What to do =
Write out all the data again, exactly as it stands.

Data listing =

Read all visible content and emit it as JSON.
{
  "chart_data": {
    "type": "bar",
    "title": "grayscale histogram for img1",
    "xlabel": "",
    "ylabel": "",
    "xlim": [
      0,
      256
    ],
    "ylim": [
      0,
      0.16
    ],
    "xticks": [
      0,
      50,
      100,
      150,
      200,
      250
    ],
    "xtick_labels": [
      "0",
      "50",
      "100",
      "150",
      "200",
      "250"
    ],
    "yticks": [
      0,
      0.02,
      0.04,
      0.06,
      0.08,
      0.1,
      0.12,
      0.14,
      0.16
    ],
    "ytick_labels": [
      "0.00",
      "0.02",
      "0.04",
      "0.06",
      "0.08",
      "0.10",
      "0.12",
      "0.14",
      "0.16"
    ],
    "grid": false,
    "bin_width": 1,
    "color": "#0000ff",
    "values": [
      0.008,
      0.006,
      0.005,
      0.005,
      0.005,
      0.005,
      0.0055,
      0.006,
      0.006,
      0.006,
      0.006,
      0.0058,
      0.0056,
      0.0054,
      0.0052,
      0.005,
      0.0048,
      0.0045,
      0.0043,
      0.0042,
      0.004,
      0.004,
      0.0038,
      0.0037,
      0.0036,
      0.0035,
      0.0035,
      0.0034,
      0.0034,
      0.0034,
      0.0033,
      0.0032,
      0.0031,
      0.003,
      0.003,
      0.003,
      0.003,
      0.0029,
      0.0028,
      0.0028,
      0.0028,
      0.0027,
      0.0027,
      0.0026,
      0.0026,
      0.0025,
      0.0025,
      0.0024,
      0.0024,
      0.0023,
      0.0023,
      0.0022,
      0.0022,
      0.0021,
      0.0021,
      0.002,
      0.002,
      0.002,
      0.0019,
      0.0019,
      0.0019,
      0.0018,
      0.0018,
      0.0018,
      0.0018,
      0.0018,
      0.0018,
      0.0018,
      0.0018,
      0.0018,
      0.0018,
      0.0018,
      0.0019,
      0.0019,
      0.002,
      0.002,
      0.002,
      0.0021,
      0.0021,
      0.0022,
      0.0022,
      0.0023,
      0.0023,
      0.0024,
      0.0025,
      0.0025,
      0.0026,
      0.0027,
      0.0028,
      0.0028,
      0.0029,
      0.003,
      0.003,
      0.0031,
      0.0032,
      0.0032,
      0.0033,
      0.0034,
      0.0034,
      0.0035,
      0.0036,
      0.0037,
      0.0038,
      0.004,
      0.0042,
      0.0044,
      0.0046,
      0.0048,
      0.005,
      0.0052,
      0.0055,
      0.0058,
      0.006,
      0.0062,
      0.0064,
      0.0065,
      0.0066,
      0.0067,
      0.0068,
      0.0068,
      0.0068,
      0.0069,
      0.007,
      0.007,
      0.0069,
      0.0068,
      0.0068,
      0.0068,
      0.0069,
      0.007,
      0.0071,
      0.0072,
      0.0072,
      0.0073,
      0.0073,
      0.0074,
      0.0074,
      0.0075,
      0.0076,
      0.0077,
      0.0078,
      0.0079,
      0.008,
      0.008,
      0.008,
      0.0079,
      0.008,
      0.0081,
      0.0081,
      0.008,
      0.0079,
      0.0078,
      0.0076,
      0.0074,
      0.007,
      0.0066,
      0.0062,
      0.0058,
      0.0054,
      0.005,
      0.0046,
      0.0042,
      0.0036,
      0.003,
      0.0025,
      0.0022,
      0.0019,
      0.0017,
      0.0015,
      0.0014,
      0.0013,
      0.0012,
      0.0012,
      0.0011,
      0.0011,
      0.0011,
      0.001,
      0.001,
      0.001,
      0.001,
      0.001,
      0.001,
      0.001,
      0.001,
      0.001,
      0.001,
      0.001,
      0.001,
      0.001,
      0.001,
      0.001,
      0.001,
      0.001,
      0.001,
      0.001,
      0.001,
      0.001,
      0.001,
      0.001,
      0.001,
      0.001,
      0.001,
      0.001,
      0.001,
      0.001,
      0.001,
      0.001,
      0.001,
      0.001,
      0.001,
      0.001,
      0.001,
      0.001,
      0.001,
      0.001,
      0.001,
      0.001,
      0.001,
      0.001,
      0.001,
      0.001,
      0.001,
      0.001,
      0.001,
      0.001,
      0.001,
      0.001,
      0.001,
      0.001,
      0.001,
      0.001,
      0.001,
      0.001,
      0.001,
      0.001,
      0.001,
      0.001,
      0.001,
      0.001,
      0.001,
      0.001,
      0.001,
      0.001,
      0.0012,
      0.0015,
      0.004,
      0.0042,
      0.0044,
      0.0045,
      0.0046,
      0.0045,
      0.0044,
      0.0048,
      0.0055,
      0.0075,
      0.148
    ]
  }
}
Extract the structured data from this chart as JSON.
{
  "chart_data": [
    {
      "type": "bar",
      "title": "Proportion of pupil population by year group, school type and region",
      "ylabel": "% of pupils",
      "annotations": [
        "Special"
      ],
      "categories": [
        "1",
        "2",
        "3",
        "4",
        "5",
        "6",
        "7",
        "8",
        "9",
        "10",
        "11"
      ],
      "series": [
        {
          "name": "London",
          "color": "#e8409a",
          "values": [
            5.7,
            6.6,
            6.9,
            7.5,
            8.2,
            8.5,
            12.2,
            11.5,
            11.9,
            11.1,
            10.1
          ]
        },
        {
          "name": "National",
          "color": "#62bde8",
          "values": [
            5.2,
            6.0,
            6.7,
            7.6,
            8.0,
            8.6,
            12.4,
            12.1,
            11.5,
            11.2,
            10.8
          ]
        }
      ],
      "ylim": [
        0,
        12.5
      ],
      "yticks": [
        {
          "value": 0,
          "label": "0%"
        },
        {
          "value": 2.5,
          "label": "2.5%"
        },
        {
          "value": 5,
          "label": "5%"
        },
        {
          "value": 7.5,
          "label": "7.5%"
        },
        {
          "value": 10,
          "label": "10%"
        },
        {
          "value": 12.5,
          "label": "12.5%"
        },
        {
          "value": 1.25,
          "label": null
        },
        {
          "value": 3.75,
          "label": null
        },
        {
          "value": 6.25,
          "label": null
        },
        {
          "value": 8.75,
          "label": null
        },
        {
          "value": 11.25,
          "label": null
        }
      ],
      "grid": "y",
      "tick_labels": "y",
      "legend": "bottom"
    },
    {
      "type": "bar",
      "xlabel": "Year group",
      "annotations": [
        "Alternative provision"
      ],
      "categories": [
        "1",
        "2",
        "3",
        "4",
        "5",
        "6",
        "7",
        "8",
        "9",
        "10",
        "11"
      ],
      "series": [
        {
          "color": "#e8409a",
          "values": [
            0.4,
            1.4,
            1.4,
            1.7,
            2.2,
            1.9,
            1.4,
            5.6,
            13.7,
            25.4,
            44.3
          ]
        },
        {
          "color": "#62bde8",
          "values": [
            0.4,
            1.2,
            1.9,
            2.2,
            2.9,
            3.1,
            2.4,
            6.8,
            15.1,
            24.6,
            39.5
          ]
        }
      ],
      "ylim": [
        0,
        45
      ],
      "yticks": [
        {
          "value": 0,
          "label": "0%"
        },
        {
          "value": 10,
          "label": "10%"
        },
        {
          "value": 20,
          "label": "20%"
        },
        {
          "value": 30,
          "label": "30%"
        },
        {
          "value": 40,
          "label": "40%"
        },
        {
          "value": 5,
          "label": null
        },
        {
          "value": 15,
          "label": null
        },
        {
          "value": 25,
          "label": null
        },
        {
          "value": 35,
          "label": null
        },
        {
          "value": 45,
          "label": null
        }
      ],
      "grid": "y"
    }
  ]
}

Solved problem =
Read all visible content and emit it as JSON.
{
  "chart_data": {
    "type": "bar",
    "title": "grayscale histogram for img1",
    "xlabel": "",
    "ylabel": "",
    "xlim": [
      0,
      256
    ],
    "ylim": [
      0,
      0.16
    ],
    "xticks": [
      0,
      50,
      100,
      150,
      200,
      250
    ],
    "xtick_labels": [
      "0",
      "50",
      "100",
      "150",
      "200",
      "250"
    ],
    "yticks": [
      0,
      0.02,
      0.04,
      0.06,
      0.08,
      0.1,
      0.12,
      0.14,
      0.16
    ],
    "ytick_labels": [
      "0.00",
      "0.02",
      "0.04",
      "0.06",
      "0.08",
      "0.10",
      "0.12",
      "0.14",
      "0.16"
    ],
    "grid": false,
    "bin_width": 1,
    "color": "#0000ff",
    "values": [
      0.008,
      0.006,
      0.005,
      0.005,
      0.005,
      0.005,
      0.0055,
      0.006,
      0.006,
      0.006,
      0.006,
      0.0058,
      0.0056,
      0.0054,
      0.0052,
      0.005,
      0.0048,
      0.0045,
      0.0043,
      0.0042,
      0.004,
      0.004,
      0.0038,
      0.0037,
      0.0036,
      0.0035,
      0.0035,
      0.0034,
      0.0034,
      0.0034,
      0.0033,
      0.0032,
      0.0031,
      0.003,
      0.003,
      0.003,
      0.003,
      0.0029,
      0.0028,
      0.0028,
      0.0028,
      0.0027,
      0.0027,
      0.0026,
      0.0026,
      0.0025,
      0.0025,
      0.0024,
      0.0024,
      0.0023,
      0.0023,
      0.0022,
      0.0022,
      0.0021,
      0.0021,
      0.002,
      0.002,
      0.002,
      0.0019,
      0.0019,
      0.0019,
      0.0018,
      0.0018,
      0.0018,
      0.0018,
      0.0018,
      0.0018,
      0.0018,
      0.0018,
      0.0018,
      0.0018,
      0.0018,
      0.0019,
      0.0019,
      0.002,
      0.002,
      0.002,
      0.0021,
      0.0021,
      0.0022,
      0.0022,
      0.0023,
      0.0023,
      0.0024,
      0.0025,
      0.0025,
      0.0026,
      0.0027,
      0.0028,
      0.0028,
      0.0029,
      0.003,
      0.003,
      0.0031,
      0.0032,
      0.0032,
      0.0033,
      0.0034,
      0.0034,
      0.0035,
      0.0036,
      0.0037,
      0.0038,
      0.004,
      0.0042,
      0.0044,
      0.0046,
      0.0048,
      0.005,
      0.0052,
      0.0055,
      0.0058,
      0.006,
      0.0062,
      0.0064,
      0.0065,
      0.0066,
      0.0067,
      0.0068,
      0.0068,
      0.0068,
      0.0069,
      0.007,
      0.007,
      0.0069,
      0.0068,
      0.0068,
      0.0068,
      0.0069,
      0.007,
      0.0071,
      0.0072,
      0.0072,
      0.0073,
      0.0073,
      0.0074,
      0.0074,
      0.0075,
      0.0076,
      0.0077,
      0.0078,
      0.0079,
      0.008,
      0.008,
      0.008,
      0.0079,
      0.008,
      0.0081,
      0.0081,
      0.008,
      0.0079,
      0.0078,
      0.0076,
      0.0074,
      0.007,
      0.0066,
      0.0062,
      0.0058,
      0.0054,
      0.005,
      0.0046,
      0.0042,
      0.0036,
      0.003,
      0.0025,
      0.0022,
      0.0019,
      0.0017,
      0.0015,
      0.0014,
      0.0013,
      0.0012,
      0.0012,
      0.0011,
      0.0011,
      0.0011,
      0.001,
      0.001,
      0.001,
      0.001,
      0.001,
      0.001,
      0.001,
      0.001,
      0.001,
      0.001,
      0.001,
      0.001,
      0.001,
      0.001,
      0.001,
      0.001,
      0.001,
      0.001,
      0.001,
      0.001,
      0.001,
      0.001,
      0.001,
      0.001,
      0.001,
      0.001,
      0.001,
      0.001,
      0.001,
      0.001,
      0.001,
      0.001,
      0.001,
      0.001,
      0.001,
      0.001,
      0.001,
      0.001,
      0.001,
      0.001,
      0.001,
      0.001,
      0.001,
      0.001,
      0.001,
      0.001,
      0.001,
      0.001,
      0.001,
      0.001,
      0.001,
      0.001,
      0.001,
      0.001,
      0.001,
      0.001,
      0.001,
      0.001,
      0.001,
      0.001,
      0.001,
      0.001,
      0.001,
      0.001,
      0.001,
      0.001,
      0.001,
      0.0012,
      0.0015,
      0.004,
      0.0042,
      0.0044,
      0.0045,
      0.0046,
      0.0045,
      0.0044,
      0.0048,
      0.0055,
      0.0075,
      0.148
    ]
  }
}
Extract the structured data from this chart as JSON.
{
  "chart_data": [
    {
      "type": "bar",
      "title": "Proportion of pupil population by year group, school type and region",
      "ylabel": "% of pupils",
      "annotations": [
        "Special"
      ],
      "categories": [
        "1",
        "2",
        "3",
        "4",
        "5",
        "6",
        "7",
        "8",
        "9",
        "10",
        "11"
      ],
      "series": [
        {
          "name": "London",
          "color": "#e8409a",
          "values": [
            5.7,
            6.6,
            6.9,
            7.5,
            8.2,
            8.5,
            12.2,
            11.5,
            11.9,
            11.1,
            10.1
          ]
        },
        {
          "name": "National",
          "color": "#62bde8",
          "values": [
            5.2,
            6.0,
            6.7,
            7.6,
            8.0,
            8.6,
            12.4,
            12.1,
            11.5,
            11.2,
            10.8
          ]
        }
      ],
      "ylim": [
        0,
        12.5
      ],
      "yticks": [
        {
          "value": 0,
          "label": "0%"
        },
        {
          "value": 2.5,
          "label": "2.5%"
        },
        {
          "value": 5,
          "label": "5%"
        },
        {
          "value": 7.5,
          "label": "7.5%"
        },
        {
          "value": 10,
          "label": "10%"
        },
        {
          "value": 12.5,
          "label": "12.5%"
        },
        {
          "value": 1.25,
          "label": null
        },
        {
          "value": 3.75,
          "label": null
        },
        {
          "value": 6.25,
          "label": null
        },
        {
          "value": 8.75,
          "label": null
        },
        {
          "value": 11.25,
          "label": null
        }
      ],
      "grid": "y",
      "tick_labels": "y",
      "legend": "bottom"
    },
    {
      "type": "bar",
      "xlabel": "Year group",
      "annotations": [
        "Alternative provision"
      ],
      "categories": [
        "1",
        "2",
        "3",
        "4",
        "5",
        "6",
        "7",
        "8",
        "9",
        "10",
        "11"
      ],
      "series": [
        {
          "color": "#e8409a",
          "values": [
            0.4,
            1.4,
            1.4,
            1.7,
            2.2,
            1.9,
            1.4,
            5.6,
            13.7,
            25.4,
            44.3
          ]
        },
        {
          "color": "#62bde8",
          "values": [
            0.4,
            1.2,
            1.9,
            2.2,
            2.9,
            3.1,
            2.4,
            6.8,
            15.1,
            24.6,
            39.5
          ]
        }
      ],
      "ylim": [
        0,
        45
      ],
      "yticks": [
        {
          "value": 0,
          "label": "0%"
        },
        {
          "value": 10,
          "label": "10%"
        },
        {
          "value": 20,
          "label": "20%"
        },
        {
          "value": 30,
          "label": "30%"
        },
        {
          "value": 40,
          "label": "40%"
        },
        {
          "value": 5,
          "label": null
        },
        {
          "value": 15,
          "label": null
        },
        {
          "value": 25,
          "label": null
        },
        {
          "value": 35,
          "label": null
        },
        {
          "value": 45,
          "label": null
        }
      ],
      "grid": "y"
    }
  ]
}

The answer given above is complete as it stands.